* Start *

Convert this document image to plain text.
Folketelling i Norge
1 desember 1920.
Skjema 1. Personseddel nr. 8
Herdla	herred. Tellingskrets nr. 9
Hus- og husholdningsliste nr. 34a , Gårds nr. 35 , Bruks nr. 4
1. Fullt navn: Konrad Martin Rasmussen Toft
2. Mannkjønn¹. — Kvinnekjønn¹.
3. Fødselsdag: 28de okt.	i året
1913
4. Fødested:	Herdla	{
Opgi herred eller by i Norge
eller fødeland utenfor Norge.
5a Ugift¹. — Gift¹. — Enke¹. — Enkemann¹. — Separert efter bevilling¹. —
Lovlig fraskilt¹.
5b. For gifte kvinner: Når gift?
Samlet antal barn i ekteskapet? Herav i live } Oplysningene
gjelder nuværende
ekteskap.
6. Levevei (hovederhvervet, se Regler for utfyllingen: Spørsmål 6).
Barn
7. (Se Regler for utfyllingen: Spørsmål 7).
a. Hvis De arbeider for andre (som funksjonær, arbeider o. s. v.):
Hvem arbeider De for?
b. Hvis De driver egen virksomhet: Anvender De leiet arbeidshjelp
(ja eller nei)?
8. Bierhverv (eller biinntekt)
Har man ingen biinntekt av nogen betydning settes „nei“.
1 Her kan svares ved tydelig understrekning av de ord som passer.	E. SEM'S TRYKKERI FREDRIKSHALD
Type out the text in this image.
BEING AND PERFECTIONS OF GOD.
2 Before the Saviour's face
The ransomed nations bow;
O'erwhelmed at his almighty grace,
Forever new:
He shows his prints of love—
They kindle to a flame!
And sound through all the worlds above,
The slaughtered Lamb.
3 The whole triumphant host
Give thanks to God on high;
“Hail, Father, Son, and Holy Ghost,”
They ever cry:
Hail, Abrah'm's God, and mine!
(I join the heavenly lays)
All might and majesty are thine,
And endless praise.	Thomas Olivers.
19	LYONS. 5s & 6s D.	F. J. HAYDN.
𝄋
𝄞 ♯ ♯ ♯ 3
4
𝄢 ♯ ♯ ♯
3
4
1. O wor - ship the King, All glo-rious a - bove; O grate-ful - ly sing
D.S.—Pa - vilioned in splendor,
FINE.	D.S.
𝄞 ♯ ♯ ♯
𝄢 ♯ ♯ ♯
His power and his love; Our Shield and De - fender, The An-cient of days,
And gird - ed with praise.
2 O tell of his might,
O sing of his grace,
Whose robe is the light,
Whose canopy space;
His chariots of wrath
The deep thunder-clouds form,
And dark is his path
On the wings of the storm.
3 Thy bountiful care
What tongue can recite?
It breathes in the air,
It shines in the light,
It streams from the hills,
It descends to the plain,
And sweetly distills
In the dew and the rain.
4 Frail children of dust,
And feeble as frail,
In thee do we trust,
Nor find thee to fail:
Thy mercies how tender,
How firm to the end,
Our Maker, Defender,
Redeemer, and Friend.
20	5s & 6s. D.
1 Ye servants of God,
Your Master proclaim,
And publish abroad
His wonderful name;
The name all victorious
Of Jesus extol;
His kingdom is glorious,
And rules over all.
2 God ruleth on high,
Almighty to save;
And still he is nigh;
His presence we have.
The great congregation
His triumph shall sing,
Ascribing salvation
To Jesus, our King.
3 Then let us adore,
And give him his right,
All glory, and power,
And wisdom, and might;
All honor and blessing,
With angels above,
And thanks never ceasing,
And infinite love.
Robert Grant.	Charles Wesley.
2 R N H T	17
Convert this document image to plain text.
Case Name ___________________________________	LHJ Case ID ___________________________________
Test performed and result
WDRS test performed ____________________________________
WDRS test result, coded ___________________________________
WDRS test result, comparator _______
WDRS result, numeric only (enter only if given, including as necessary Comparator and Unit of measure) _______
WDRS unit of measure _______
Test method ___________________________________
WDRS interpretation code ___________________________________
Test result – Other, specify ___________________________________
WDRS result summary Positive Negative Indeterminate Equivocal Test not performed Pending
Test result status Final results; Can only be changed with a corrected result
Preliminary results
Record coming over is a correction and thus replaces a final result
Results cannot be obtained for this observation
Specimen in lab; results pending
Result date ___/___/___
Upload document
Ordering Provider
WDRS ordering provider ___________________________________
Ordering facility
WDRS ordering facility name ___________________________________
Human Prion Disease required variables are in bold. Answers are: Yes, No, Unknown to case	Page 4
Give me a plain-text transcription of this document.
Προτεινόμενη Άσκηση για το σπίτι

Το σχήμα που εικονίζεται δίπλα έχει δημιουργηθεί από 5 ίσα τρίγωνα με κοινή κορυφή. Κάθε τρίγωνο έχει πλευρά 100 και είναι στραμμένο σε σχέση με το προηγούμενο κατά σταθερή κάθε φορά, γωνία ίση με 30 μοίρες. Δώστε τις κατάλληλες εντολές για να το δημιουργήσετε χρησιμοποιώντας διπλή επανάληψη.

* End *

## WHAT TO DO
Print every line of the records exactly. Omit nothing.

## EXERCISE OUTPUT
Convert this document image to plain text.
Folketelling i Norge
1 desember 1920.
Skjema 1. Personseddel nr. 8
Herdla	herred. Tellingskrets nr. 9
Hus- og husholdningsliste nr. 34a , Gårds nr. 35 , Bruks nr. 4
1. Fullt navn: Konrad Martin Rasmussen Toft
2. Mannkjønn¹. — Kvinnekjønn¹.
3. Fødselsdag: 28de okt.	i året
1913
4. Fødested:	Herdla	{
Opgi herred eller by i Norge
eller fødeland utenfor Norge.
5a Ugift¹. — Gift¹. — Enke¹. — Enkemann¹. — Separert efter bevilling¹. —
Lovlig fraskilt¹.
5b. For gifte kvinner: Når gift?
Samlet antal barn i ekteskapet? Herav i live } Oplysningene
gjelder nuværende
ekteskap.
6. Levevei (hovederhvervet, se Regler for utfyllingen: Spørsmål 6).
Barn
7. (Se Regler for utfyllingen: Spørsmål 7).
a. Hvis De arbeider for andre (som funksjonær, arbeider o. s. v.):
Hvem arbeider De for?
b. Hvis De driver egen virksomhet: Anvender De leiet arbeidshjelp
(ja eller nei)?
8. Bierhverv (eller biinntekt)
Har man ingen biinntekt av nogen betydning settes „nei“.
1 Her kan svares ved tydelig understrekning av de ord som passer.	E. SEM'S TRYKKERI FREDRIKSHALD
Type out the text in this image.
BEING AND PERFECTIONS OF GOD.
2 Before the Saviour's face
The ransomed nations bow;
O'erwhelmed at his almighty grace,
Forever new:
He shows his prints of love—
They kindle to a flame!
And sound through all the worlds above,
The slaughtered Lamb.
3 The whole triumphant host
Give thanks to God on high;
“Hail, Father, Son, and Holy Ghost,”
They ever cry:
Hail, Abrah'm's God, and mine!
(I join the heavenly lays)
All might and majesty are thine,
And endless praise.	Thomas Olivers.
19	LYONS. 5s & 6s D.	F. J. HAYDN.
𝄋
𝄞 ♯ ♯ ♯ 3
4
𝄢 ♯ ♯ ♯
3
4
1. O wor - ship the King, All glo-rious a - bove; O grate-ful - ly sing
D.S.—Pa - vilioned in splendor,
FINE.	D.S.
𝄞 ♯ ♯ ♯
𝄢 ♯ ♯ ♯
His power and his love; Our Shield and De - fender, The An-cient of days,
And gird - ed with praise.
2 O tell of his might,
O sing of his grace,
Whose robe is the light,
Whose canopy space;
His chariots of wrath
The deep thunder-clouds form,
And dark is his path
On the wings of the storm.
3 Thy bountiful care
What tongue can recite?
It breathes in the air,
It shines in the light,
It streams from the hills,
It descends to the plain,
And sweetly distills
In the dew and the rain.
4 Frail children of dust,
And feeble as frail,
In thee do we trust,
Nor find thee to fail:
Thy mercies how tender,
How firm to the end,
Our Maker, Defender,
Redeemer, and Friend.
20	5s & 6s. D.
1 Ye servants of God,
Your Master proclaim,
And publish abroad
His wonderful name;
The name all victorious
Of Jesus extol;
His kingdom is glorious,
And rules over all.
2 God ruleth on high,
Almighty to save;
And still he is nigh;
His presence we have.
The great congregation
His triumph shall sing,
Ascribing salvation
To Jesus, our King.
3 Then let us adore,
And give him his right,
All glory, and power,
And wisdom, and might;
All honor and blessing,
With angels above,
And thanks never ceasing,
And infinite love.
Robert Grant.	Charles Wesley.
2 R N H T	17
Convert this document image to plain text.
Case Name ___________________________________	LHJ Case ID ___________________________________
Test performed and result
WDRS test performed ____________________________________
WDRS test result, coded ___________________________________
WDRS test result, comparator _______
WDRS result, numeric only (enter only if given, including as necessary Comparator and Unit of measure) _______
WDRS unit of measure _______
Test method ___________________________________
WDRS interpretation code ___________________________________
Test result – Other, specify ___________________________________
WDRS result summary Positive Negative Indeterminate Equivocal Test not performed Pending
Test result status Final results; Can only be changed with a corrected result
Preliminary results
Record coming over is a correction and thus replaces a final result
Results cannot be obtained for this observation
Specimen in lab; results pending
Result date ___/___/___
Upload document
Ordering Provider
WDRS ordering provider ___________________________________
Ordering facility
WDRS ordering facility name ___________________________________
Human Prion Disease required variables are in bold. Answers are: Yes, No, Unknown to case	Page 4
Give me a plain-text transcription of this document.
Προτεινόμενη Άσκηση για το σπίτι

Το σχήμα που εικονίζεται δίπλα έχει δημιουργηθεί από 5 ίσα τρίγωνα με κοινή κορυφή. Κάθε τρίγωνο έχει πλευρά 100 και είναι στραμμένο σε σχέση με το προηγούμενο κατά σταθερή κάθε φορά, γωνία ίση με 30 μοίρες. Δώστε τις κατάλληλες εντολές για να το δημιουργήσετε χρησιμοποιώντας διπλή επανάληψη.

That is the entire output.